| DIRECTION |
Check each line of the entries below for the string "Nasdaq"; copy every line where it appears.

| DATA FOR THE TASK |
· · · · · · ·

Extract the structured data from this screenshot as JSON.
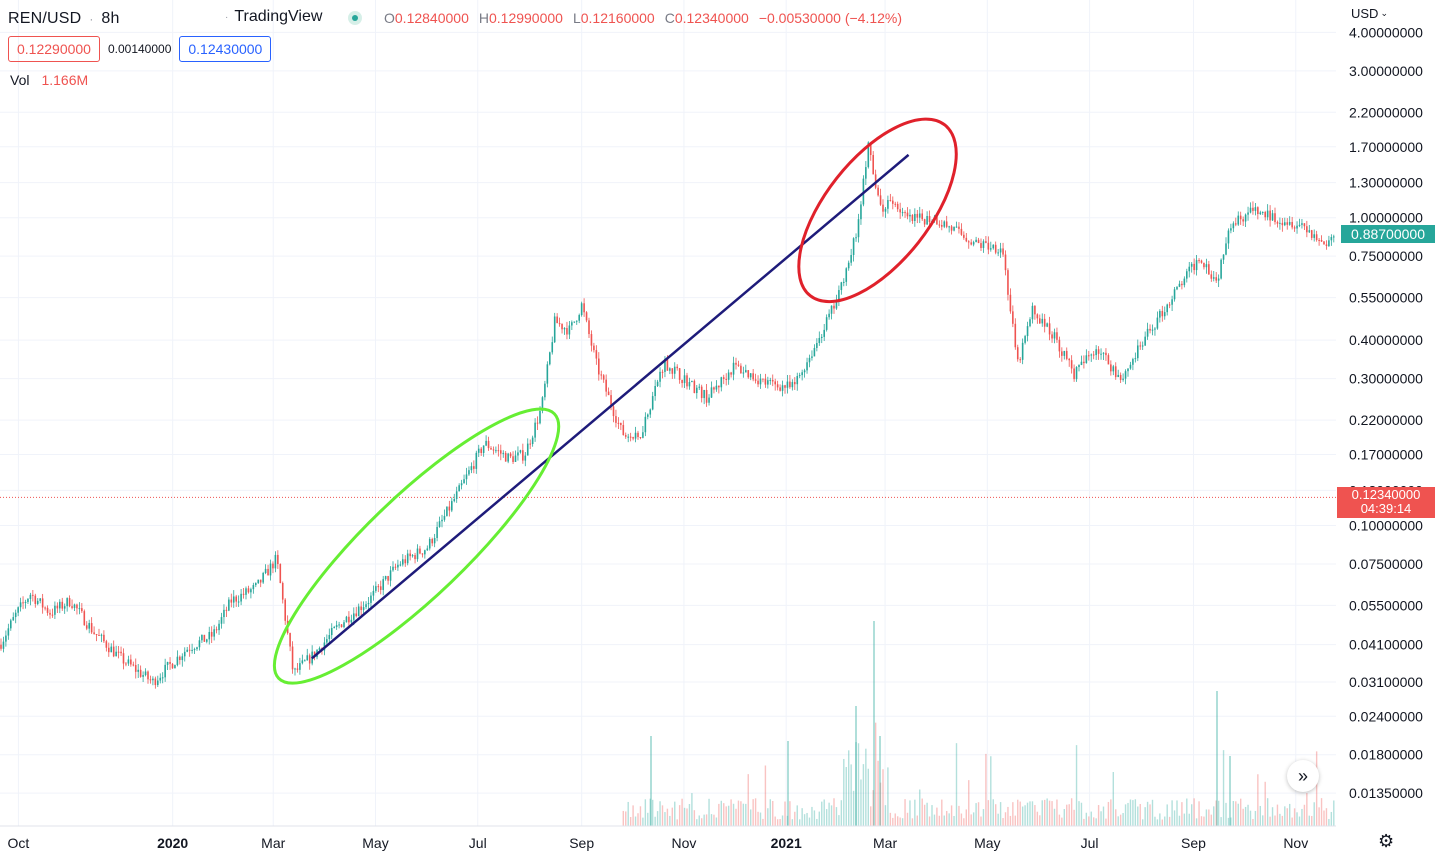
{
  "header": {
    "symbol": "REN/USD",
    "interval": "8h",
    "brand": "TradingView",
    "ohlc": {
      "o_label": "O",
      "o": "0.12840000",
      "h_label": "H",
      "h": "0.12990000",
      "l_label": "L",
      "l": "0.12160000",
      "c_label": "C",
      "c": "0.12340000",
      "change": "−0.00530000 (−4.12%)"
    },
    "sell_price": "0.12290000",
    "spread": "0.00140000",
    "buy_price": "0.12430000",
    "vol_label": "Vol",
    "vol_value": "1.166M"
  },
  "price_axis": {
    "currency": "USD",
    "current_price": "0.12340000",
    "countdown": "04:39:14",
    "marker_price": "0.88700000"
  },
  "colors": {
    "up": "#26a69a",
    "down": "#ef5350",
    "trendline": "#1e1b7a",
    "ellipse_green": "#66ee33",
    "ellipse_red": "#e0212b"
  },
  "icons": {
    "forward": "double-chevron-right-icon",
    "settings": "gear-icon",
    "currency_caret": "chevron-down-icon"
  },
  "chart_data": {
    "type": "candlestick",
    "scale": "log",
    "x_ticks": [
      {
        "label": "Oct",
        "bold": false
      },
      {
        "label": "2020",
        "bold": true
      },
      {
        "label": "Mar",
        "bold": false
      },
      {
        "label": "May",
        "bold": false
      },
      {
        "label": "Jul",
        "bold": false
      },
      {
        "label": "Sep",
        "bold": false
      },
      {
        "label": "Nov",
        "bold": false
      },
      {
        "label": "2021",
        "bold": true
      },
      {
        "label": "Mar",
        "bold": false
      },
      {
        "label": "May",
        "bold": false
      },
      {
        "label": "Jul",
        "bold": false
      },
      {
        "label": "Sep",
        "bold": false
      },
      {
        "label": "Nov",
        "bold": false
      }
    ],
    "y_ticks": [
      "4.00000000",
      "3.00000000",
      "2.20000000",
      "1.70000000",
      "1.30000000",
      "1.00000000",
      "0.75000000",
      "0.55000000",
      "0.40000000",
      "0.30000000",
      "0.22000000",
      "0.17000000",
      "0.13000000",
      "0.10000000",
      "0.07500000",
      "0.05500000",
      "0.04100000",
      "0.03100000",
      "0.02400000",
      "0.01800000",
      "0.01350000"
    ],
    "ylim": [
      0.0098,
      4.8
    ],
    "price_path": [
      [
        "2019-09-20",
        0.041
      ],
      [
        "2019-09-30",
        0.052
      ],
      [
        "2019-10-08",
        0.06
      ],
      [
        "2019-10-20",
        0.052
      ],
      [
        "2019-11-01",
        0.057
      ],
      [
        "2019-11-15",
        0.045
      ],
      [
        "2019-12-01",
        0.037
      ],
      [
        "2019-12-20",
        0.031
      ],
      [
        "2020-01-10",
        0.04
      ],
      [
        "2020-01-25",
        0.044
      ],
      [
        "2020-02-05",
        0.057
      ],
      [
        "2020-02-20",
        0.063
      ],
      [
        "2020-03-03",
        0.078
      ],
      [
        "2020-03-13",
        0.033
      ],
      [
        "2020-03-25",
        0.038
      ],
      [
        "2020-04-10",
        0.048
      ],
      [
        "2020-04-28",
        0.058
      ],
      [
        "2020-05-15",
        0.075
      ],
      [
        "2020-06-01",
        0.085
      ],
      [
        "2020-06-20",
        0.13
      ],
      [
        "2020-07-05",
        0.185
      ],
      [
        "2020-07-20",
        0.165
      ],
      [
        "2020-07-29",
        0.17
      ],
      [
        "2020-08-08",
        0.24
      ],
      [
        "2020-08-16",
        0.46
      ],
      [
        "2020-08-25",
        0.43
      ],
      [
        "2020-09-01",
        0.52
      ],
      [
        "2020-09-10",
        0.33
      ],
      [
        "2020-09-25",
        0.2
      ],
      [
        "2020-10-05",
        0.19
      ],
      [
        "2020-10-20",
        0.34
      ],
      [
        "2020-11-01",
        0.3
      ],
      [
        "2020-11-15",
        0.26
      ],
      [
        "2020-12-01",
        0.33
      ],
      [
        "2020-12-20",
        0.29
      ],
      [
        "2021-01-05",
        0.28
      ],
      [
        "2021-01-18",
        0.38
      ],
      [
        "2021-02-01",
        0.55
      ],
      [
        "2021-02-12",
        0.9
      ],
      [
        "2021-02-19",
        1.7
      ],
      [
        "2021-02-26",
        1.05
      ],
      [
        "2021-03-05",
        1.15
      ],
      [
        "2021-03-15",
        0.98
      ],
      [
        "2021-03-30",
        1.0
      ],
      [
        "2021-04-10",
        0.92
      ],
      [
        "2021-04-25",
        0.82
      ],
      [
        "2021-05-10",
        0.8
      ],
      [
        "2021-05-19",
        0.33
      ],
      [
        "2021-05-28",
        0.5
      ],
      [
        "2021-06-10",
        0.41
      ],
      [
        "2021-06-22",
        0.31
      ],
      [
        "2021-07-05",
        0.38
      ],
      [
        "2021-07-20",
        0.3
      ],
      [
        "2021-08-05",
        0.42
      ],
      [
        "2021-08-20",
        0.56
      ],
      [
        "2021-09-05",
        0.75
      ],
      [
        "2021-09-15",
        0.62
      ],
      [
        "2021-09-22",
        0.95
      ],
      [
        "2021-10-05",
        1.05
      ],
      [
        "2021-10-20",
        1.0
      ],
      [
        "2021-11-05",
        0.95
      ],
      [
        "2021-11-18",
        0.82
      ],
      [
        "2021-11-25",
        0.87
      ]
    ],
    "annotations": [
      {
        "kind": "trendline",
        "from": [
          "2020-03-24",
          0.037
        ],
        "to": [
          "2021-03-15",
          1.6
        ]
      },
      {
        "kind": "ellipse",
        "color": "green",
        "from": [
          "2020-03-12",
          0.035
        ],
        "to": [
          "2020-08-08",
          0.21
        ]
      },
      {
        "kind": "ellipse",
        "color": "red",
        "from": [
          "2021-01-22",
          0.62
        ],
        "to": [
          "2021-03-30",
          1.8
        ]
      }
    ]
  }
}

· · · · · · ·

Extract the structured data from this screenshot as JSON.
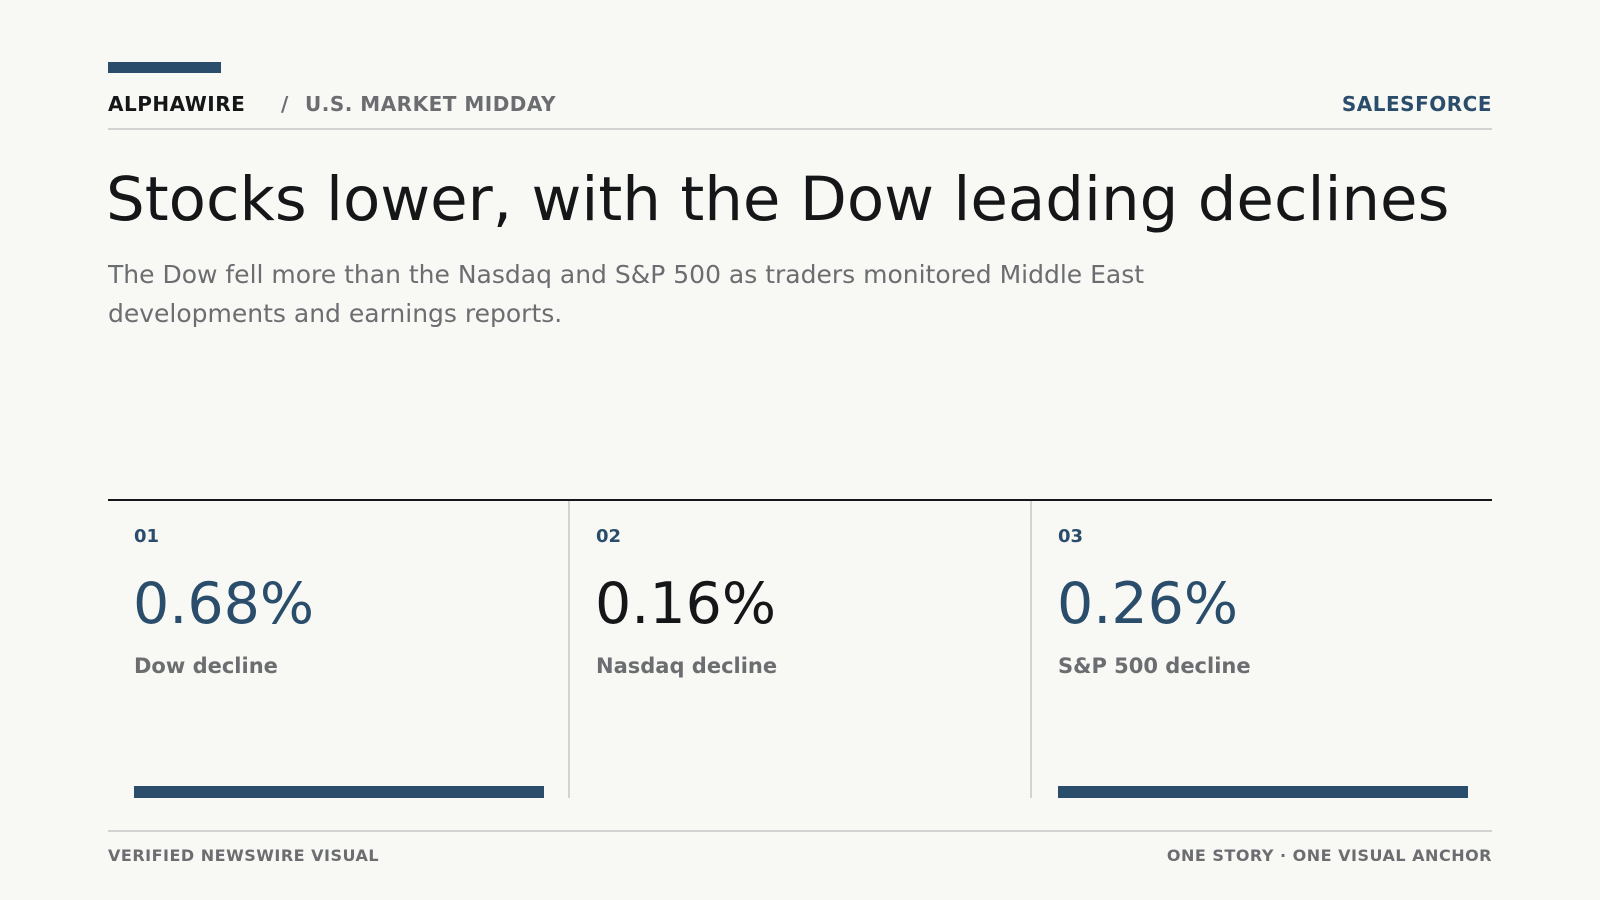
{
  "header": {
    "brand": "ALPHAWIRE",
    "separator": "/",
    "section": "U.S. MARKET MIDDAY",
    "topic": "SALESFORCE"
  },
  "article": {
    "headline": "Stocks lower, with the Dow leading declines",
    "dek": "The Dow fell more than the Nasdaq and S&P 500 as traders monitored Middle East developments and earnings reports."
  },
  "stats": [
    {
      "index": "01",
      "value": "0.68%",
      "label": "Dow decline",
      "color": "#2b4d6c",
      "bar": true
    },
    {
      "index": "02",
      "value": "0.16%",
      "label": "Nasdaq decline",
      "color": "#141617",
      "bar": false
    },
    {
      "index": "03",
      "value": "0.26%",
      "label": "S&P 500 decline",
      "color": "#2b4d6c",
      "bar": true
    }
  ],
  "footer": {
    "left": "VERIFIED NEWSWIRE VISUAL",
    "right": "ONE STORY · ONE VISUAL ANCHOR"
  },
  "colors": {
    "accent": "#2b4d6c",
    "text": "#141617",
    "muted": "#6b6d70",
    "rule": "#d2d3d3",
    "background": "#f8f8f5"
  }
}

· · · · · · ·

| WRITTEN ANSWER |
    "dek": "The Dow fell more than the Nasdaq and S&P 500 as traders monitored Middle East developments and earnings reports."
      "label": "Nasdaq decline",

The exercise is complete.